[Job]: Return every entry exactly as written.

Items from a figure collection
* begin *
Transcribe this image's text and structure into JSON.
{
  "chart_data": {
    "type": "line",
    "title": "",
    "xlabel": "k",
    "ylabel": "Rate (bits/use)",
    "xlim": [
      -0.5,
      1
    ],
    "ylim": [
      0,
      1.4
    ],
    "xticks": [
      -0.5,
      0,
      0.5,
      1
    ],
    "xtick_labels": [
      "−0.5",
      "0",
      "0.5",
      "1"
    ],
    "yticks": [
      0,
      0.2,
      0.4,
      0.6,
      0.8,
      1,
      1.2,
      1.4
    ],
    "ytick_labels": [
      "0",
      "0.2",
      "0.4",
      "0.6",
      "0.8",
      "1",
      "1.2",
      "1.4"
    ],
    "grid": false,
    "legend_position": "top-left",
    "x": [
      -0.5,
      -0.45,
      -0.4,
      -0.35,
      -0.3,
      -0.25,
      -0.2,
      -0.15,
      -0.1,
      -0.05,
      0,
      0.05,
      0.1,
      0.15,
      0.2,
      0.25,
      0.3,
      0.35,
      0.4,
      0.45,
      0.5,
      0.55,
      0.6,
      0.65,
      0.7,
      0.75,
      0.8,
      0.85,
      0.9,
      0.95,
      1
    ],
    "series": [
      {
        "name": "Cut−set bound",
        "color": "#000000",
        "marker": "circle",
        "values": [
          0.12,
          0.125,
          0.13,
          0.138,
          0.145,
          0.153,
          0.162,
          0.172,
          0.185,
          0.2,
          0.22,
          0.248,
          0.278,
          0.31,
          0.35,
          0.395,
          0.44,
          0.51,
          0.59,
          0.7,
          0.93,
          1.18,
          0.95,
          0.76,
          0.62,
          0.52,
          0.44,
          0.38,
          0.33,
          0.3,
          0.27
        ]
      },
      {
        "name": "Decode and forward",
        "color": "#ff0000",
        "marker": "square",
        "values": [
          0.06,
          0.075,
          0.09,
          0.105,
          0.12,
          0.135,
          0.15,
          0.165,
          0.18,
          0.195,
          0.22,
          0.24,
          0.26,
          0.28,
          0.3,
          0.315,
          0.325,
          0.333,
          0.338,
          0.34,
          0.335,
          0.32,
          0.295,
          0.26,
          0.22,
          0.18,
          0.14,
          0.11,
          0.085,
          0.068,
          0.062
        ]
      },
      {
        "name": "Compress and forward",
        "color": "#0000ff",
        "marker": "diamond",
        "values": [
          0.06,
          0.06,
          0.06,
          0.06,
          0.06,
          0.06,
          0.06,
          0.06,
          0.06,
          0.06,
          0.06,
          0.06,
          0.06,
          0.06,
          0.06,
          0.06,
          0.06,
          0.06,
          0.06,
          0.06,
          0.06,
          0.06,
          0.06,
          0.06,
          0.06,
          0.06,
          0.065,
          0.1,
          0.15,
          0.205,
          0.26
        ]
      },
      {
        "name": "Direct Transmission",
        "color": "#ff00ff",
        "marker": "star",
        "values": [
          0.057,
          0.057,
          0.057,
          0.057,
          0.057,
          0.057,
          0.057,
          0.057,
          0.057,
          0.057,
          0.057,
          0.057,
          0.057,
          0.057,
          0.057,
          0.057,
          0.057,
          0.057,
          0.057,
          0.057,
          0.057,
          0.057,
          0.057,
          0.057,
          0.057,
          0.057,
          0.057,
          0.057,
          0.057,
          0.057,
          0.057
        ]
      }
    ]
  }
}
* end *
[Written answer]:
Transcribe this image's text and structure into JSON.
{
  "chart_data": {
    "type": "line",
    "title": "",
    "xlabel": "k",
    "ylabel": "Rate (bits/use)",
    "xlim": [
      -0.5,
      1
    ],
    "ylim": [
      0,
      1.4
    ],
    "xticks": [
      -0.5,
      0,
      0.5,
      1
    ],
    "xtick_labels": [
      "−0.5",
      "0",
      "0.5",
      "1"
    ],
    "yticks": [
      0,
      0.2,
      0.4,
      0.6,
      0.8,
      1,
      1.2,
      1.4
    ],
    "ytick_labels": [
      "0",
      "0.2",
      "0.4",
      "0.6",
      "0.8",
      "1",
      "1.2",
      "1.4"
    ],
    "grid": false,
    "legend_position": "top-left",
    "x": [
      -0.5,
      -0.45,
      -0.4,
      -0.35,
      -0.3,
      -0.25,
      -0.2,
      -0.15,
      -0.1,
      -0.05,
      0,
      0.05,
      0.1,
      0.15,
      0.2,
      0.25,
      0.3,
      0.35,
      0.4,
      0.45,
      0.5,
      0.55,
      0.6,
      0.65,
      0.7,
      0.75,
      0.8,
      0.85,
      0.9,
      0.95,
      1
    ],
    "series": [
      {
        "name": "Cut−set bound",
        "color": "#000000",
        "marker": "circle",
        "values": [
          0.12,
          0.125,
          0.13,
          0.138,
          0.145,
          0.153,
          0.162,
          0.172,
          0.185,
          0.2,
          0.22,
          0.248,
          0.278,
          0.31,
          0.35,
          0.395,
          0.44,
          0.51,
          0.59,
          0.7,
          0.93,
          1.18,
          0.95,
          0.76,
          0.62,
          0.52,
          0.44,
          0.38,
          0.33,
          0.3,
          0.27
        ]
      },
      {
        "name": "Decode and forward",
        "color": "#ff0000",
        "marker": "square",
        "values": [
          0.06,
          0.075,
          0.09,
          0.105,
          0.12,
          0.135,
          0.15,
          0.165,
          0.18,
          0.195,
          0.22,
          0.24,
          0.26,
          0.28,
          0.3,
          0.315,
          0.325,
          0.333,
          0.338,
          0.34,
          0.335,
          0.32,
          0.295,
          0.26,
          0.22,
          0.18,
          0.14,
          0.11,
          0.085,
          0.068,
          0.062
        ]
      },
      {
        "name": "Compress and forward",
        "color": "#0000ff",
        "marker": "diamond",
        "values": [
          0.06,
          0.06,
          0.06,
          0.06,
          0.06,
          0.06,
          0.06,
          0.06,
          0.06,
          0.06,
          0.06,
          0.06,
          0.06,
          0.06,
          0.06,
          0.06,
          0.06,
          0.06,
          0.06,
          0.06,
          0.06,
          0.06,
          0.06,
          0.06,
          0.06,
          0.06,
          0.065,
          0.1,
          0.15,
          0.205,
          0.26
        ]
      },
      {
        "name": "Direct Transmission",
        "color": "#ff00ff",
        "marker": "star",
        "values": [
          0.057,
          0.057,
          0.057,
          0.057,
          0.057,
          0.057,
          0.057,
          0.057,
          0.057,
          0.057,
          0.057,
          0.057,
          0.057,
          0.057,
          0.057,
          0.057,
          0.057,
          0.057,
          0.057,
          0.057,
          0.057,
          0.057,
          0.057,
          0.057,
          0.057,
          0.057,
          0.057,
          0.057,
          0.057,
          0.057,
          0.057
        ]
      }
    ]
  }
}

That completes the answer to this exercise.